Collected data
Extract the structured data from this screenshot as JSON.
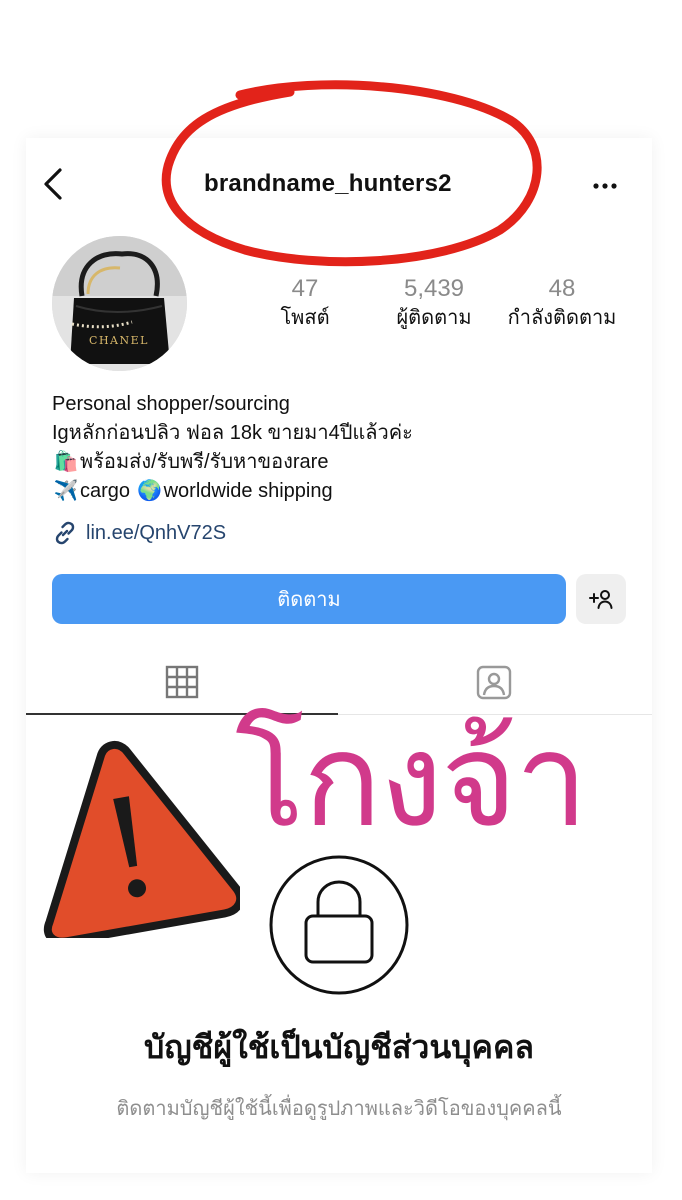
{
  "header": {
    "username": "brandname_hunters2",
    "more_label": "•••",
    "back_label": "back"
  },
  "avatar": {
    "brand_text": "CHANEL"
  },
  "stats": [
    {
      "value": "47",
      "label": "โพสต์"
    },
    {
      "value": "5,439",
      "label": "ผู้ติดตาม"
    },
    {
      "value": "48",
      "label": "กำลังติดตาม"
    }
  ],
  "bio": {
    "line1": "Personal shopper/sourcing",
    "line2": "Igหลักก่อนปลิว ฟอล 18k ขายมา4ปีแล้วค่ะ",
    "line3_emoji": "🛍️",
    "line3": "พร้อมส่ง/รับพรี/รับหาของrare",
    "line4_emoji": "✈️",
    "line4a": "cargo",
    "line4_emoji2": "🌍",
    "line4b": "worldwide shipping"
  },
  "link": {
    "text": "lin.ee/QnhV72S",
    "icon": "link-icon"
  },
  "actions": {
    "follow_label": "ติดตาม",
    "add_user_icon": "add-user-icon"
  },
  "tabs": [
    {
      "name": "grid",
      "icon": "grid-icon",
      "active": true
    },
    {
      "name": "tagged",
      "icon": "tagged-icon",
      "active": false
    }
  ],
  "overlay": {
    "scam_text": "โกงจ้า",
    "warning_icon": "warning-icon"
  },
  "private": {
    "title": "บัญชีผู้ใช้เป็นบัญชีส่วนบุคคล",
    "subtitle": "ติดตามบัญชีผู้ใช้นี้เพื่อดูรูปภาพและวิดีโอของบุคคลนี้"
  },
  "colors": {
    "follow_button": "#4a99f3",
    "scam_text": "#d13a8b",
    "warning_fill": "#e14d2a",
    "annotation_circle": "#e2231a",
    "link": "#26456e"
  }
}
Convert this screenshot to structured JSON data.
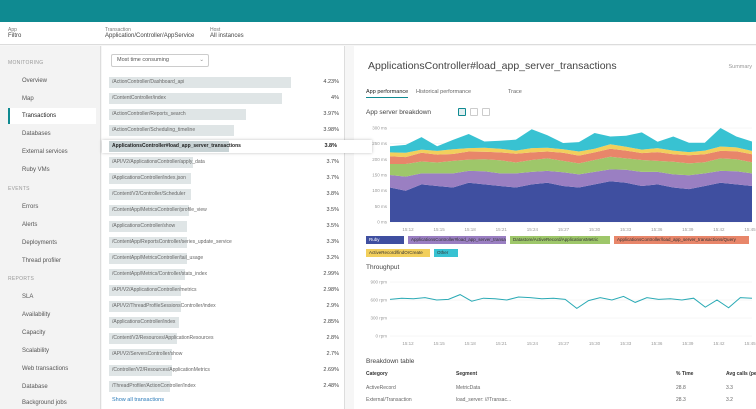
{
  "header": {
    "color": "#0f8a91"
  },
  "selectors": [
    {
      "label": "App",
      "value": "Filtro"
    },
    {
      "label": "Transaction",
      "value": "Application/Controller/AppService"
    },
    {
      "label": "Host",
      "value": "All instances"
    }
  ],
  "sidebar": {
    "groups": [
      {
        "title": "MONITORING",
        "items": [
          "Overview",
          "Map",
          "Transactions",
          "Databases",
          "External services",
          "Ruby VMs"
        ]
      },
      {
        "title": "EVENTS",
        "items": [
          "Errors",
          "Alerts",
          "Deployments",
          "Thread profiler"
        ]
      },
      {
        "title": "REPORTS",
        "items": [
          "SLA",
          "Availability",
          "Capacity",
          "Scalability",
          "Web transactions",
          "Database",
          "Background jobs"
        ]
      }
    ],
    "active": "Transactions"
  },
  "list": {
    "sort_label": "Most time consuming",
    "show_all": "Show all transactions",
    "rows": [
      {
        "name": "/ActionController/Dashboard_api",
        "time": "4.23%",
        "pct": 0.96
      },
      {
        "name": "/ContentController/index",
        "time": "4%",
        "pct": 0.91
      },
      {
        "name": "/ActionController/Reports_search",
        "time": "3.97%",
        "pct": 0.72
      },
      {
        "name": "/ActionController/Scheduling_timeline",
        "time": "3.98%",
        "pct": 0.66
      },
      {
        "name": "ApplicationsController#load_app_server_transactions",
        "time": "3.8%",
        "pct": 0.63,
        "selected": true
      },
      {
        "name": "/API/V2/ApplicationsController/apply_data",
        "time": "3.7%",
        "pct": 0.44
      },
      {
        "name": "/ApplicationsController/index.json",
        "time": "3.7%",
        "pct": 0.43
      },
      {
        "name": "/Content/V2/Controller/Scheduler",
        "time": "3.8%",
        "pct": 0.43
      },
      {
        "name": "/ContentApp/MetricsController/profile_view",
        "time": "3.5%",
        "pct": 0.42
      },
      {
        "name": "/ApplicationsController/show",
        "time": "3.5%",
        "pct": 0.41
      },
      {
        "name": "/ContentApp/ReportsController/series_update_service",
        "time": "3.3%",
        "pct": 0.41
      },
      {
        "name": "/ContentApp/MetricsController/tail_usage",
        "time": "3.2%",
        "pct": 0.41
      },
      {
        "name": "/ContentApp/Metrics/Controller/stats_index",
        "time": "2.99%",
        "pct": 0.4
      },
      {
        "name": "/API/V2/ApplicationsController/metrics",
        "time": "2.98%",
        "pct": 0.38
      },
      {
        "name": "/API/V2/ThreadProfileSessionsController/index",
        "time": "2.9%",
        "pct": 0.38
      },
      {
        "name": "/ApplicationsController/index",
        "time": "2.85%",
        "pct": 0.37
      },
      {
        "name": "/Content/V2/Resources/ApplicationResources",
        "time": "2.8%",
        "pct": 0.36
      },
      {
        "name": "/API/V2/ServersController/show",
        "time": "2.7%",
        "pct": 0.33
      },
      {
        "name": "/Controller/V2/Resources/ApplicationMetrics",
        "time": "2.69%",
        "pct": 0.33
      },
      {
        "name": "/ThreadProfiler/ActionController/Index",
        "time": "2.48%",
        "pct": 0.32
      }
    ]
  },
  "detail": {
    "title": "ApplicationsController#load_app_server_transactions",
    "right_label": "Summary",
    "tabs": [
      "App performance",
      "Historical performance",
      "Trace"
    ],
    "breakdown_title": "App server breakdown",
    "throughput_title": "Throughput",
    "breakdown_table_title": "Breakdown table",
    "legend": [
      {
        "label": "Ruby",
        "color": "#3f4fa0"
      },
      {
        "label": "ApplicationsController#load_app_server_transactions",
        "color": "#9a7fc2"
      },
      {
        "label": "Datastore/ActiveRecord/ApplicationsMetric",
        "color": "#9ec76a"
      },
      {
        "label": "ApplicationsController/load_app_server_transactions/Query",
        "color": "#e8866a"
      },
      {
        "label": "ActiveRecord/findOrCreate",
        "color": "#f2cf5c"
      },
      {
        "label": "Other",
        "color": "#38c2d2"
      }
    ],
    "table": {
      "headers": [
        "Category",
        "Segment",
        "% Time",
        "Avg calls (per txn)"
      ],
      "rows": [
        [
          "ActiveRecord",
          "MetricData",
          "28.8",
          "3.3"
        ],
        [
          "External/Transaction",
          "load_server: ///Transac...",
          "28.3",
          "3.2"
        ],
        [
          "ActiveRecord",
          "ApplicationTransactionMetric#find",
          "18.3",
          "3.1"
        ]
      ]
    },
    "breakdown_y_ticks": [
      "300 ms",
      "250 ms",
      "200 ms",
      "150 ms",
      "100 ms",
      "50 ms",
      "0 ms"
    ],
    "throughput_y_ticks": [
      "900 rpm",
      "600 rpm",
      "300 rpm",
      "0 rpm"
    ],
    "x_ticks": [
      "15:12",
      "15:15",
      "15:18",
      "15:21",
      "15:24",
      "15:27",
      "15:30",
      "15:33",
      "15:36",
      "15:39",
      "15:42",
      "15:45"
    ],
    "breakdown_series": [
      {
        "name": "Ruby",
        "values": [
          110,
          100,
          120,
          115,
          110,
          125,
          120,
          115,
          110,
          120,
          125,
          115,
          110,
          120,
          130,
          125,
          115,
          120,
          110,
          105,
          115,
          125,
          120,
          115
        ]
      },
      {
        "name": "App",
        "values": [
          40,
          45,
          35,
          40,
          45,
          38,
          42,
          40,
          45,
          40,
          38,
          44,
          42,
          40,
          38,
          42,
          45,
          40,
          42,
          44,
          40,
          38,
          42,
          40
        ]
      },
      {
        "name": "Datastore",
        "values": [
          35,
          40,
          38,
          35,
          40,
          36,
          38,
          42,
          35,
          38,
          40,
          36,
          35,
          38,
          40,
          36,
          38,
          35,
          40,
          38,
          36,
          40,
          38,
          36
        ]
      },
      {
        "name": "Query",
        "values": [
          25,
          22,
          28,
          25,
          22,
          26,
          24,
          25,
          28,
          24,
          22,
          26,
          25,
          24,
          26,
          25,
          22,
          28,
          24,
          26,
          25,
          24,
          26,
          25
        ]
      },
      {
        "name": "findOrCreate",
        "values": [
          12,
          14,
          10,
          12,
          15,
          11,
          13,
          12,
          10,
          14,
          12,
          11,
          13,
          12,
          14,
          12,
          11,
          13,
          12,
          10,
          12,
          14,
          12,
          11
        ]
      },
      {
        "name": "Other",
        "values": [
          20,
          25,
          40,
          15,
          30,
          45,
          20,
          25,
          35,
          60,
          40,
          20,
          30,
          50,
          25,
          35,
          55,
          20,
          45,
          30,
          25,
          60,
          35,
          30
        ]
      }
    ],
    "throughput_values": [
      610,
      630,
      620,
      640,
      600,
      610,
      690,
      580,
      630,
      620,
      600,
      650,
      640,
      620,
      630,
      610,
      460,
      590,
      640,
      600,
      660,
      560,
      640,
      610,
      620,
      600,
      630,
      480,
      600,
      470,
      640,
      630
    ]
  }
}
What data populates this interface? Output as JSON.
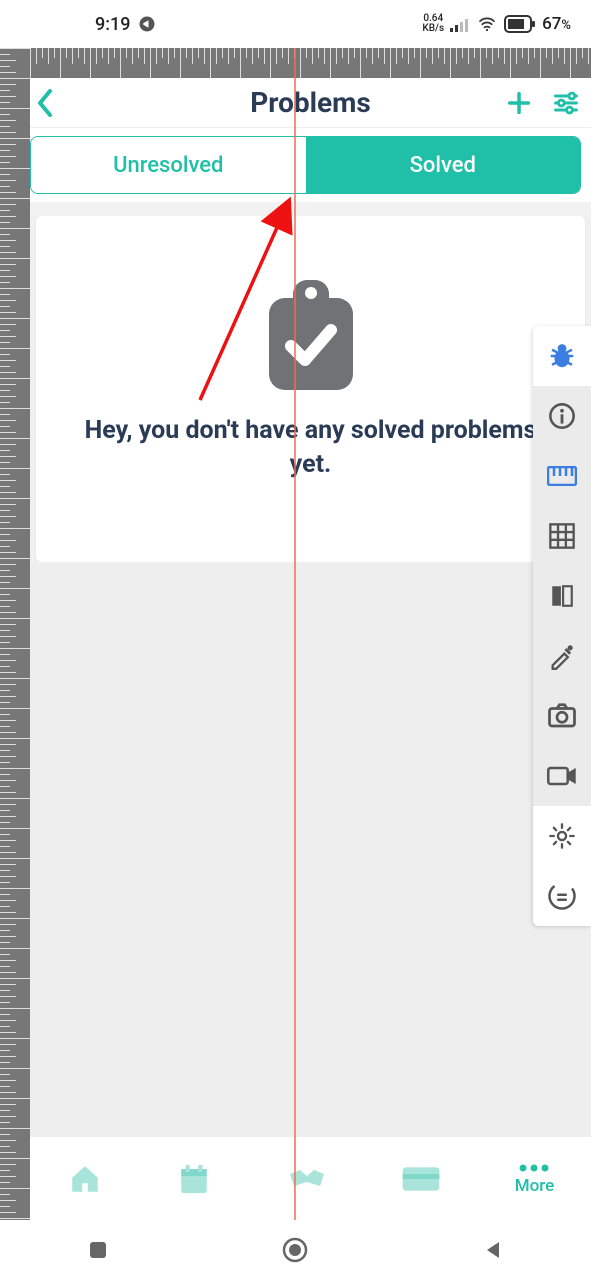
{
  "status": {
    "time": "9:19",
    "net_speed_top": "0.64",
    "net_speed_bottom": "KB/s",
    "battery_pct": "67",
    "battery_pct_sym": "%"
  },
  "header": {
    "title": "Problems"
  },
  "tabs": {
    "unresolved": "Unresolved",
    "solved": "Solved"
  },
  "empty": {
    "message": "Hey, you don't have any solved problems yet."
  },
  "bottomnav": {
    "more": "More"
  }
}
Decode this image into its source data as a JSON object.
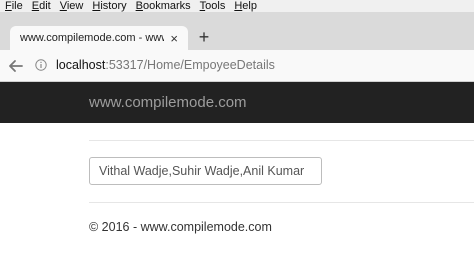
{
  "menubar": {
    "items": [
      {
        "key": "F",
        "rest": "ile"
      },
      {
        "key": "E",
        "rest": "dit"
      },
      {
        "key": "V",
        "rest": "iew"
      },
      {
        "key": "H",
        "rest": "istory"
      },
      {
        "key": "B",
        "rest": "ookmarks"
      },
      {
        "key": "T",
        "rest": "ools"
      },
      {
        "key": "H",
        "rest": "elp"
      }
    ]
  },
  "browser": {
    "tab_title": "www.compilemode.com - www...",
    "tab_close": "×",
    "new_tab": "+",
    "url_host": "localhost",
    "url_path": ":53317/Home/EmpoyeeDetails"
  },
  "site": {
    "brand": "www.compilemode.com",
    "names_value": "Vithal Wadje,Suhir Wadje,Anil Kumar",
    "footer": "© 2016 - www.compilemode.com"
  }
}
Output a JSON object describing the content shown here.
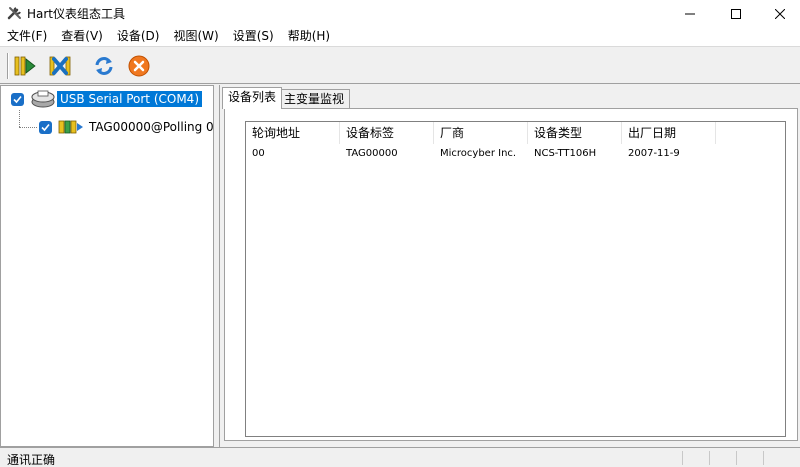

• STATED GOAL: How many lines of the data contain the word "table"? Answer with the number alone.

• WRITTEN SOLUTION: 2